Um dos acusados do assassinato do menino João Hélio, em fevereiro de 2007, o jovem E. está sob custódia da Justiça do Rio, que decidirá amanhã sobre a permanência dele no Programa de Proteção a Crianças e Adolescentes Ameaçados de Morte (PPCAAM).

A audiência acontecerá na 2ª Vara da Infância e da Juventude.

Ontem, o Ministério Público do Rio entrou com um pedido de anulação da inclusão no programa. As promotoras chegaram a afirmar que o rapaz estava em destino "incerto ou não sabido". No mesmo dia, o juiz Marcius da Costa Ferreira adiou a audiência. O magistrado pediu mais tempo para analisar a inclusão do rapaz no programa de proteção.

────────

• _Tarefa A_:
Transcreva da notícia o trecho que vai de "A audiência acontecerá" até "programa de proteção.".
• _Tarefa B_:
Responda com base na notícia:
(i) Em que vara acontecerá a audiência?
(ii) Quem entrou com o pedido de anulação da inclusão do rapaz no programa?
(iii) Qual é o nome do juiz que adiou a audiência?
• _Tarefa C_:
Retome a notícia sobre o caso do menino João Hélio e dê continuidade a ela a partir da última frase apresentada.

────────

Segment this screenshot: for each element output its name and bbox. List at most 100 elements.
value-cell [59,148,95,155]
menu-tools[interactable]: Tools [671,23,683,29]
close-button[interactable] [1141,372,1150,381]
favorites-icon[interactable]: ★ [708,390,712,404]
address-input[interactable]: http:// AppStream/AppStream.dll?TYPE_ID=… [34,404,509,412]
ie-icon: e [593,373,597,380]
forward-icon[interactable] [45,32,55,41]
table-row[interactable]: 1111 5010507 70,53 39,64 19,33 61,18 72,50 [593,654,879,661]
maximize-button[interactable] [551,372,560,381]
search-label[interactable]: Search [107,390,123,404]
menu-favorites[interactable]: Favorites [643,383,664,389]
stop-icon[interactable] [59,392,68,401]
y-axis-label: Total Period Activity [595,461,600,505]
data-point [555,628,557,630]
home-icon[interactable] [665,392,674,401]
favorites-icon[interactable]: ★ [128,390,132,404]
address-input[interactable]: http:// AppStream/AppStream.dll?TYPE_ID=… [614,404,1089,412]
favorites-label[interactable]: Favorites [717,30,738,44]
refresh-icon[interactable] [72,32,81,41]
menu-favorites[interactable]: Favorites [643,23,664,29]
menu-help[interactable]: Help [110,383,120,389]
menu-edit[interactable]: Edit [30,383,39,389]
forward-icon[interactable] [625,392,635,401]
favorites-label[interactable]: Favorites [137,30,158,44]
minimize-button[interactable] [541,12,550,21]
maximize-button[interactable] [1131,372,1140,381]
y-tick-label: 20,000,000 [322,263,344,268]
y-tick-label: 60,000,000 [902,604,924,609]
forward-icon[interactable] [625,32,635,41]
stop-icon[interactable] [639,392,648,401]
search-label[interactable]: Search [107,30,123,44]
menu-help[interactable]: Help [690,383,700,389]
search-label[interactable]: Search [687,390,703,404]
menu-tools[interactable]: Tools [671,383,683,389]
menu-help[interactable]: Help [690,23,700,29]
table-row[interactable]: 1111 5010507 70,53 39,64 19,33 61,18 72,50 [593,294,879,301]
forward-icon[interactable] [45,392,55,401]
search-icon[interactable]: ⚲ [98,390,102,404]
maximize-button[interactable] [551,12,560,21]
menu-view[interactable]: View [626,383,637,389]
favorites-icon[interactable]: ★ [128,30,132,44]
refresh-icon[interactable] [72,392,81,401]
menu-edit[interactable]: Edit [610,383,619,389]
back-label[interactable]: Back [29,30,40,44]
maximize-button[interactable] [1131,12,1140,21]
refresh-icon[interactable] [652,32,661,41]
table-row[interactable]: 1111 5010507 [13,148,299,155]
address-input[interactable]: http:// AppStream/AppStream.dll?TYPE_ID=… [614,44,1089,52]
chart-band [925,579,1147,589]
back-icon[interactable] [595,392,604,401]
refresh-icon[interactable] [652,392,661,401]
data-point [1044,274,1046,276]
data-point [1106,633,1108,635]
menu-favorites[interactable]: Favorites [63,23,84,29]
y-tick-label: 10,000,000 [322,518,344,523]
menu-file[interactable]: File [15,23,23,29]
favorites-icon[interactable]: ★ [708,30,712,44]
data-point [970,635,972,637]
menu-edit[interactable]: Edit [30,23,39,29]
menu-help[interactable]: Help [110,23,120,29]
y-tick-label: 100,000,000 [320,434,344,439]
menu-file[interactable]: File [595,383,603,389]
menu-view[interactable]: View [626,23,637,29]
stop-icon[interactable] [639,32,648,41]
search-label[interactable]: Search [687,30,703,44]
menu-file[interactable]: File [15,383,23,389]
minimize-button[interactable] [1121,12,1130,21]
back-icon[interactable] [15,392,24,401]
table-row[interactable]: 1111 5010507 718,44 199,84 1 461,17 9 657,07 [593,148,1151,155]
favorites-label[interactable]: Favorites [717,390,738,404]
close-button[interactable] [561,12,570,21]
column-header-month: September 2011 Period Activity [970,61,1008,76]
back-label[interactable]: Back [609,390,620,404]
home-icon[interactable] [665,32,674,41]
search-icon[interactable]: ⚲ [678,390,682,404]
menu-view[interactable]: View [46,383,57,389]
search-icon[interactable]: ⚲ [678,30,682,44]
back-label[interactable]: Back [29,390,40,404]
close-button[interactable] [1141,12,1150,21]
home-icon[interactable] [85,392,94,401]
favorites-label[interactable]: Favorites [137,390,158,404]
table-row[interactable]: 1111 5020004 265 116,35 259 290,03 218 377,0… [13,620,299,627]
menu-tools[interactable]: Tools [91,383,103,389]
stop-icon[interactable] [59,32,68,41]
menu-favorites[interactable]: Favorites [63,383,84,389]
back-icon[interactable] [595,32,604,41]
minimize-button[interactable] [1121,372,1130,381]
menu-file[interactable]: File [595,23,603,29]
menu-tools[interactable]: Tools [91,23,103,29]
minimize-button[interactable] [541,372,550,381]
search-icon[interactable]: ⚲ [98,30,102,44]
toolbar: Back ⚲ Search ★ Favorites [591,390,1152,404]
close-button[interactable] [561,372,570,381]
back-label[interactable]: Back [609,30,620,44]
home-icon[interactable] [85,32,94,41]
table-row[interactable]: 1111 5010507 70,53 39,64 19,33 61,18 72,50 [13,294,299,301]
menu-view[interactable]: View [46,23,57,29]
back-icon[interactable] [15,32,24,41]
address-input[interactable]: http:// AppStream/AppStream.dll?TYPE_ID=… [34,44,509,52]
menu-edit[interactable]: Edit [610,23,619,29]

────────

• _Resposta A_:
A audiência acontecerá na 2ª Vara da Infância e da Juventude.

Ontem, o Ministério Público do Rio entrou com um pedido de anulação da inclusão no programa. As promotoras chegaram a afirmar que o rapaz estava em destino "incerto ou não sabido". No mesmo dia, o juiz Marcius da Costa Ferreira adiou a audiência. O magistrado pediu mais tempo para analisar a inclusão do rapaz no programa de proteção.

• _Resposta B_:
(i) Na 2ª Vara da Infância e da Juventude.
(ii) O Ministério Público do Rio.
(iii) Marcius da Costa Ferreira.

• _Resposta C_:
E. era menor na época da morte de João Hélio e cumpriu três anos de medida socioeducativa. Acompanhado por três comparsas maiores de idade, ele abordou o Corsa Sedan dirigido pela mãe de João Hélio. O grupo anunciou o assalto e impediu que a mulher retirasse a criança do carro. O então adolescente fechou a porta e deixou João Hélio pendurado pelo cinto de segurança. O menino foi arrastado por seis quilômetros e morreu.